#### Instructions for the task
All the data must come back unchanged, except that pictures are left out.
== == ==
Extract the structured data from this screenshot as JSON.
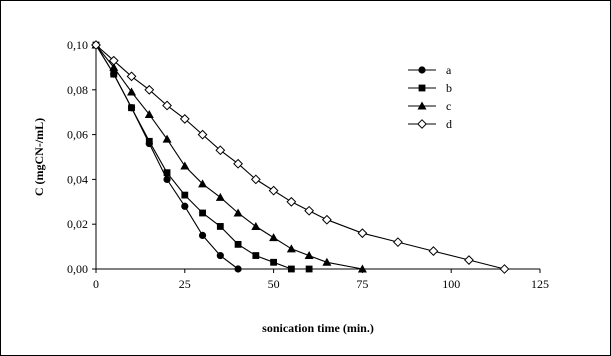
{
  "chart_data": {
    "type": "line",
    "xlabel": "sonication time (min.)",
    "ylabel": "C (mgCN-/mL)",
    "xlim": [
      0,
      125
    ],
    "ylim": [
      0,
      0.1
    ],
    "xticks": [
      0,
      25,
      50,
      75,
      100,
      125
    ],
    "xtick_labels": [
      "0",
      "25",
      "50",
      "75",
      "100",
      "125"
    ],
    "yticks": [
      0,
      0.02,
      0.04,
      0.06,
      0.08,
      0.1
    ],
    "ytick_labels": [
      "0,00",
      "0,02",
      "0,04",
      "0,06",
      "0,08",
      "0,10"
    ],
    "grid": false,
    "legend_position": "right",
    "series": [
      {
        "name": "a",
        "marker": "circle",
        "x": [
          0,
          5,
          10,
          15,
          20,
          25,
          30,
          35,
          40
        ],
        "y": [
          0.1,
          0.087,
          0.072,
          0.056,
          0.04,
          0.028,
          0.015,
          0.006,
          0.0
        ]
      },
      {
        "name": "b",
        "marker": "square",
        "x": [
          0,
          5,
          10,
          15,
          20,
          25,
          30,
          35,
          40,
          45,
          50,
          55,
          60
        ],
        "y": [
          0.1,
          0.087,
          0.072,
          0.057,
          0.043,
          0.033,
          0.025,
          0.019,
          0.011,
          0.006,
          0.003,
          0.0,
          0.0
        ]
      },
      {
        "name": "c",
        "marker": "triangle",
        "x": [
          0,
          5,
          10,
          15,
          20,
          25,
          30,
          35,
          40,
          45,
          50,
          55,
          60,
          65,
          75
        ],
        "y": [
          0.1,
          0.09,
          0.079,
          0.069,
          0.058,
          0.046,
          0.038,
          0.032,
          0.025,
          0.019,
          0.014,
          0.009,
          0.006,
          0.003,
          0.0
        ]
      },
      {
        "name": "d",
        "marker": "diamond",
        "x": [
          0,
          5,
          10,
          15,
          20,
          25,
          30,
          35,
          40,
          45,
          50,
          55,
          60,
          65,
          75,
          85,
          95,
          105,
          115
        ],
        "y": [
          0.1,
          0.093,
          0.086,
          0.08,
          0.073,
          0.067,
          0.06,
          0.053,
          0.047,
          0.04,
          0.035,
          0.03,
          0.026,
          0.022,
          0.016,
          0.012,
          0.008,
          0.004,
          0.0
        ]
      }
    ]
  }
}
== == ==
#### Written answer
Extract the structured data from this screenshot as JSON.
{
  "chart_data": {
    "type": "line",
    "xlabel": "sonication time (min.)",
    "ylabel": "C (mgCN-/mL)",
    "xlim": [
      0,
      125
    ],
    "ylim": [
      0,
      0.1
    ],
    "xticks": [
      0,
      25,
      50,
      75,
      100,
      125
    ],
    "xtick_labels": [
      "0",
      "25",
      "50",
      "75",
      "100",
      "125"
    ],
    "yticks": [
      0,
      0.02,
      0.04,
      0.06,
      0.08,
      0.1
    ],
    "ytick_labels": [
      "0,00",
      "0,02",
      "0,04",
      "0,06",
      "0,08",
      "0,10"
    ],
    "grid": false,
    "legend_position": "right",
    "series": [
      {
        "name": "a",
        "marker": "circle",
        "x": [
          0,
          5,
          10,
          15,
          20,
          25,
          30,
          35,
          40
        ],
        "y": [
          0.1,
          0.087,
          0.072,
          0.056,
          0.04,
          0.028,
          0.015,
          0.006,
          0.0
        ]
      },
      {
        "name": "b",
        "marker": "square",
        "x": [
          0,
          5,
          10,
          15,
          20,
          25,
          30,
          35,
          40,
          45,
          50,
          55,
          60
        ],
        "y": [
          0.1,
          0.087,
          0.072,
          0.057,
          0.043,
          0.033,
          0.025,
          0.019,
          0.011,
          0.006,
          0.003,
          0.0,
          0.0
        ]
      },
      {
        "name": "c",
        "marker": "triangle",
        "x": [
          0,
          5,
          10,
          15,
          20,
          25,
          30,
          35,
          40,
          45,
          50,
          55,
          60,
          65,
          75
        ],
        "y": [
          0.1,
          0.09,
          0.079,
          0.069,
          0.058,
          0.046,
          0.038,
          0.032,
          0.025,
          0.019,
          0.014,
          0.009,
          0.006,
          0.003,
          0.0
        ]
      },
      {
        "name": "d",
        "marker": "diamond",
        "x": [
          0,
          5,
          10,
          15,
          20,
          25,
          30,
          35,
          40,
          45,
          50,
          55,
          60,
          65,
          75,
          85,
          95,
          105,
          115
        ],
        "y": [
          0.1,
          0.093,
          0.086,
          0.08,
          0.073,
          0.067,
          0.06,
          0.053,
          0.047,
          0.04,
          0.035,
          0.03,
          0.026,
          0.022,
          0.016,
          0.012,
          0.008,
          0.004,
          0.0
        ]
      }
    ]
  }
}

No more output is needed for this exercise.